◆ TASK TO COMPLETE:
Would you retype, word for word, the line with "What does this" and every line after it through the end of the records below?

(Dataset items)
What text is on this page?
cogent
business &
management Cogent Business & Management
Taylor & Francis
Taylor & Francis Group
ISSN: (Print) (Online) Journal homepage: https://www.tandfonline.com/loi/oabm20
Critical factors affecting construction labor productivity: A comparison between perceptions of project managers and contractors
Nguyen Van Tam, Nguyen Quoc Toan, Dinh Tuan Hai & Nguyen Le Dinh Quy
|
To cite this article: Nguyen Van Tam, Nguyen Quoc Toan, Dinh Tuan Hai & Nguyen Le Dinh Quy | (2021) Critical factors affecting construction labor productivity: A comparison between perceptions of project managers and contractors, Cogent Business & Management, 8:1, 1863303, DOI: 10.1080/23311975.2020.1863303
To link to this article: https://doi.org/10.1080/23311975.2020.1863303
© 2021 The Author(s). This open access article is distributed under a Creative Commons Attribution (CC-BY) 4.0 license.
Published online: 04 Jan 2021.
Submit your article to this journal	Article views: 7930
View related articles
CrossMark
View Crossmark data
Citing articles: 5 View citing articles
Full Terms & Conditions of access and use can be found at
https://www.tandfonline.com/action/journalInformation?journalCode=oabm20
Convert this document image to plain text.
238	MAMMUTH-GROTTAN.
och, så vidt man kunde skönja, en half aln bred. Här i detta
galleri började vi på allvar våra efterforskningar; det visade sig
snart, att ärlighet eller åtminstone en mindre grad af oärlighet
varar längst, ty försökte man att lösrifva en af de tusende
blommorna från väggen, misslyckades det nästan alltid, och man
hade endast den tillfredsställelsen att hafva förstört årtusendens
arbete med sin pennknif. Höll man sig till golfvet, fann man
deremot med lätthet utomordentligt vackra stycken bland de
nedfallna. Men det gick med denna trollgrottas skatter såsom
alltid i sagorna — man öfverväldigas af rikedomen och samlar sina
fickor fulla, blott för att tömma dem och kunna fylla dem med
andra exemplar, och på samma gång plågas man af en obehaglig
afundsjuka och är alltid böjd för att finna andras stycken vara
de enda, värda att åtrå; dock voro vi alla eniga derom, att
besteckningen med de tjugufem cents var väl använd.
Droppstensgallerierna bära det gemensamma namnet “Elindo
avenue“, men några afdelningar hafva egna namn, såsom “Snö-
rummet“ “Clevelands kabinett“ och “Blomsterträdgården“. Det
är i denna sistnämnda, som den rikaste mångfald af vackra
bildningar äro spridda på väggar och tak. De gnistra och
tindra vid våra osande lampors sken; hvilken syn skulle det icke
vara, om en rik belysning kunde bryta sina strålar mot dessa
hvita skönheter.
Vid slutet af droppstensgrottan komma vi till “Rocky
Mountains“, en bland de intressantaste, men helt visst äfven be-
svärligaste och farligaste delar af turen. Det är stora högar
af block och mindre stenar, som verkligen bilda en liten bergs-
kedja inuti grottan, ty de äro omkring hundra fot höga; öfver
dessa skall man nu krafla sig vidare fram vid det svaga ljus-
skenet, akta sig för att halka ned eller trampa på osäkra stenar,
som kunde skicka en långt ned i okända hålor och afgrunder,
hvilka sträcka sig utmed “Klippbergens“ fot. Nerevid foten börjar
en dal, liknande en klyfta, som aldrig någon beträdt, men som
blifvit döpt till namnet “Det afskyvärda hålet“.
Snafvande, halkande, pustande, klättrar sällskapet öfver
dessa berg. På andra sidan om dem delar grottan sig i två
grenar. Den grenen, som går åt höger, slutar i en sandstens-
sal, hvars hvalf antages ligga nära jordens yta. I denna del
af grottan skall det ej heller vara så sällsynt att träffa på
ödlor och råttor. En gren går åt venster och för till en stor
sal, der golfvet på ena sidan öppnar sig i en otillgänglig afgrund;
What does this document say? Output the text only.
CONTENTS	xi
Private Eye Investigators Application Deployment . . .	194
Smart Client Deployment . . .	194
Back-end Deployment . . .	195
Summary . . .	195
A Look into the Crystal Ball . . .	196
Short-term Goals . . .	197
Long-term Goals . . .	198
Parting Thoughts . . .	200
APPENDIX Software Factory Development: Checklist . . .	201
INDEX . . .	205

◆ RIGHT ANSWER:
What does this document say? Output the text only.
CONTENTS	xi
Private Eye Investigators Application Deployment . . .	194
Smart Client Deployment . . .	194
Back-end Deployment . . .	195
Summary . . .	195
A Look into the Crystal Ball . . .	196
Short-term Goals . . .	197
Long-term Goals . . .	198
Parting Thoughts . . .	200
APPENDIX Software Factory Development: Checklist . . .	201
INDEX . . .	205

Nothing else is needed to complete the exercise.